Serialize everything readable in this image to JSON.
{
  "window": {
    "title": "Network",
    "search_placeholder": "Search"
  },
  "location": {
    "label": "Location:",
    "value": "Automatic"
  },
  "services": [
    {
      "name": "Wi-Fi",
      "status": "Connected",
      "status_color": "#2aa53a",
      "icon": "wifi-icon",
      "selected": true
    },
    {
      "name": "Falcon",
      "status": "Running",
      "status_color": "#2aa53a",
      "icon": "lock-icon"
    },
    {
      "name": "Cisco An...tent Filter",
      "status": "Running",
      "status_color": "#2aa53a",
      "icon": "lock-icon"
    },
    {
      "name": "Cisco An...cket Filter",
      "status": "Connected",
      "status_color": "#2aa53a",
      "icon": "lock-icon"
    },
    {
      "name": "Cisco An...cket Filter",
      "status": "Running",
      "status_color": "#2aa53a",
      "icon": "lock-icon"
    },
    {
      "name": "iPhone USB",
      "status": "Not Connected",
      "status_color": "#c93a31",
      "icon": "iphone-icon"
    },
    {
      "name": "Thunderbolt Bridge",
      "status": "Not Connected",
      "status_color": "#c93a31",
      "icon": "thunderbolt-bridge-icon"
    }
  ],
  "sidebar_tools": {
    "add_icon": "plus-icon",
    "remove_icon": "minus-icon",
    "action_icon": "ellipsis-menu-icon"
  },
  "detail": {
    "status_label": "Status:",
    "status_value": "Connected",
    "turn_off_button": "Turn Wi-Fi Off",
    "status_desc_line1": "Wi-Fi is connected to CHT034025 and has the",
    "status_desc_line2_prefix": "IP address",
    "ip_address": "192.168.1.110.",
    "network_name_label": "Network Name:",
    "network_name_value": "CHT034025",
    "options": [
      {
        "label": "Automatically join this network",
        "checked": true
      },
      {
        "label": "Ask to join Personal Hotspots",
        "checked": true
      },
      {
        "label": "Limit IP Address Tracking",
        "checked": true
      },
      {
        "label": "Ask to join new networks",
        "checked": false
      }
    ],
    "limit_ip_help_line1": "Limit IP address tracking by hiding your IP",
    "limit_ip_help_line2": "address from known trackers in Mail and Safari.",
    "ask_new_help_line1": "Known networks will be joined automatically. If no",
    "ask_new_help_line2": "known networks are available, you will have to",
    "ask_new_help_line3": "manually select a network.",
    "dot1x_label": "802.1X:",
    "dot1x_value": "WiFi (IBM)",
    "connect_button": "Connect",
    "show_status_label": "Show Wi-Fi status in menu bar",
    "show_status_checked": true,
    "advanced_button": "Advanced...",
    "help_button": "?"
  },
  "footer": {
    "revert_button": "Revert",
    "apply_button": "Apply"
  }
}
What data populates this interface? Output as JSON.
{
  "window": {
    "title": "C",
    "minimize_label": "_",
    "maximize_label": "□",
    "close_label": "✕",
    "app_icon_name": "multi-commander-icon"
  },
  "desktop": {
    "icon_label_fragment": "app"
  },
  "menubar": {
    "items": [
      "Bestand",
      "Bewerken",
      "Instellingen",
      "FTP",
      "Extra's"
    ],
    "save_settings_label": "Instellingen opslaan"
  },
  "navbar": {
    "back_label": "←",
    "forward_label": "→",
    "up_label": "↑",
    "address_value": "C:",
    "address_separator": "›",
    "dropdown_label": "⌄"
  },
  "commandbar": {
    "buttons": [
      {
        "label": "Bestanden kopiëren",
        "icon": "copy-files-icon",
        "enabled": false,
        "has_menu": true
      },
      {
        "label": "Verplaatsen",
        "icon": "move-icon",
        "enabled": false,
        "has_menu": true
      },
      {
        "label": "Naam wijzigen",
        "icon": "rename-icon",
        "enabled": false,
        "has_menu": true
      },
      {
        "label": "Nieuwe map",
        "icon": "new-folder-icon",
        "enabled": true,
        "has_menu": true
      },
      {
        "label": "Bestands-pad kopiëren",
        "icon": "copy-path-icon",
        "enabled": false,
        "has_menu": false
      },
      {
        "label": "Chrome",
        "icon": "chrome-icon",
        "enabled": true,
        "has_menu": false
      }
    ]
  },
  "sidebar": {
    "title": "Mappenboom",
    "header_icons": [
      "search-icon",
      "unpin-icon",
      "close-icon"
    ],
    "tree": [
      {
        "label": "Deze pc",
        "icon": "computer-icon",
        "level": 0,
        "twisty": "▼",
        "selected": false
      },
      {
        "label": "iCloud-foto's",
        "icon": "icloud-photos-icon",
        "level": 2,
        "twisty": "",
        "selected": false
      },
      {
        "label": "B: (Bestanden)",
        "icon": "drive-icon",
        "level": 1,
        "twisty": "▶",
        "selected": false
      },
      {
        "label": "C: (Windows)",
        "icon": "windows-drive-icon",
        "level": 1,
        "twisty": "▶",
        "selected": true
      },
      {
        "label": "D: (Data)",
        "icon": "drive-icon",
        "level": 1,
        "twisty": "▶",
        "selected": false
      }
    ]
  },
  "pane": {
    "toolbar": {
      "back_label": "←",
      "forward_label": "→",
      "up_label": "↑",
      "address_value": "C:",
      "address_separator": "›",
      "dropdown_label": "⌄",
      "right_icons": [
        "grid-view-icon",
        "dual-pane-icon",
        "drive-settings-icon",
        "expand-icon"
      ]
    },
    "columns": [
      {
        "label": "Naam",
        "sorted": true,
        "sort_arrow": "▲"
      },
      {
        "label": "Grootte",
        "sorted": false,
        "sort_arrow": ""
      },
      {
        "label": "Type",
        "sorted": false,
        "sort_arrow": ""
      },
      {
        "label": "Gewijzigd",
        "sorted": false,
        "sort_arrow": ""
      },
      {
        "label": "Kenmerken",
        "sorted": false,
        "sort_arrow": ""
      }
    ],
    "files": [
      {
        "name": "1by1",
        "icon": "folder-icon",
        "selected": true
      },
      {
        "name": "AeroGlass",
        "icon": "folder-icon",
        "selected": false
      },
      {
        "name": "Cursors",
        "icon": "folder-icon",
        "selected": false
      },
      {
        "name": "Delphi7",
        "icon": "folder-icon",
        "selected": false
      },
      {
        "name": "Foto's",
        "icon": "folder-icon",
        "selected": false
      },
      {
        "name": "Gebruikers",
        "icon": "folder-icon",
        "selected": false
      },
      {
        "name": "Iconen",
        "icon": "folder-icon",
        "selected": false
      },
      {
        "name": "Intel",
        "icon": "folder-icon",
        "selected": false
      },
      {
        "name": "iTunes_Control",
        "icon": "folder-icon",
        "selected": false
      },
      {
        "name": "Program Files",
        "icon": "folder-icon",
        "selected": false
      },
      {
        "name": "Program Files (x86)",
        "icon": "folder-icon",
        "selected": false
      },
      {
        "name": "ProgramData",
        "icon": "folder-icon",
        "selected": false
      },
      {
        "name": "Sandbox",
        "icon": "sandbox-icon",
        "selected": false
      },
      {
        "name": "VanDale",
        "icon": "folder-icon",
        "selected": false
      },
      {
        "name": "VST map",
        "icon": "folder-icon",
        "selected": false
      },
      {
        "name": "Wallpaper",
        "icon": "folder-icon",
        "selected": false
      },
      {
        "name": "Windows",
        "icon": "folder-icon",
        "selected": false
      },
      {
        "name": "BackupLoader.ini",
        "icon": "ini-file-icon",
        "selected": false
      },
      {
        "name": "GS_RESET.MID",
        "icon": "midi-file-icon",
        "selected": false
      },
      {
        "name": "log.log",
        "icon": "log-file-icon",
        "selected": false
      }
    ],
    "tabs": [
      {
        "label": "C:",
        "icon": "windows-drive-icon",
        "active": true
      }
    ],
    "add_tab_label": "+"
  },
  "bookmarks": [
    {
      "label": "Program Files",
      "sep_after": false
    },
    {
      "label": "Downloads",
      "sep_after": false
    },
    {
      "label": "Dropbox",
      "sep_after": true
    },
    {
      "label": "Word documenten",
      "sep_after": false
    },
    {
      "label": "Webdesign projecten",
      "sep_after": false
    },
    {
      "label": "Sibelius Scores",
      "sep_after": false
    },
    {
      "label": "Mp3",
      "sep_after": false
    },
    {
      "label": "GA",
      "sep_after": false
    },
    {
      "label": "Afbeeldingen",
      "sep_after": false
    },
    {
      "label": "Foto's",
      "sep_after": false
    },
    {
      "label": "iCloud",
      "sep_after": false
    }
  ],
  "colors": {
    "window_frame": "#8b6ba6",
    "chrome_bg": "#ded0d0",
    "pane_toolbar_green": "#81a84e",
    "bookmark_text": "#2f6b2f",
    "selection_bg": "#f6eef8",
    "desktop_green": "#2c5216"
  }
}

________________________

GIVEN INSTRUCTION: Pull every line containing "copy" out of the data above.

TASK ANSWER:
        "icon": "copy-files-icon",
        "icon": "copy-path-icon",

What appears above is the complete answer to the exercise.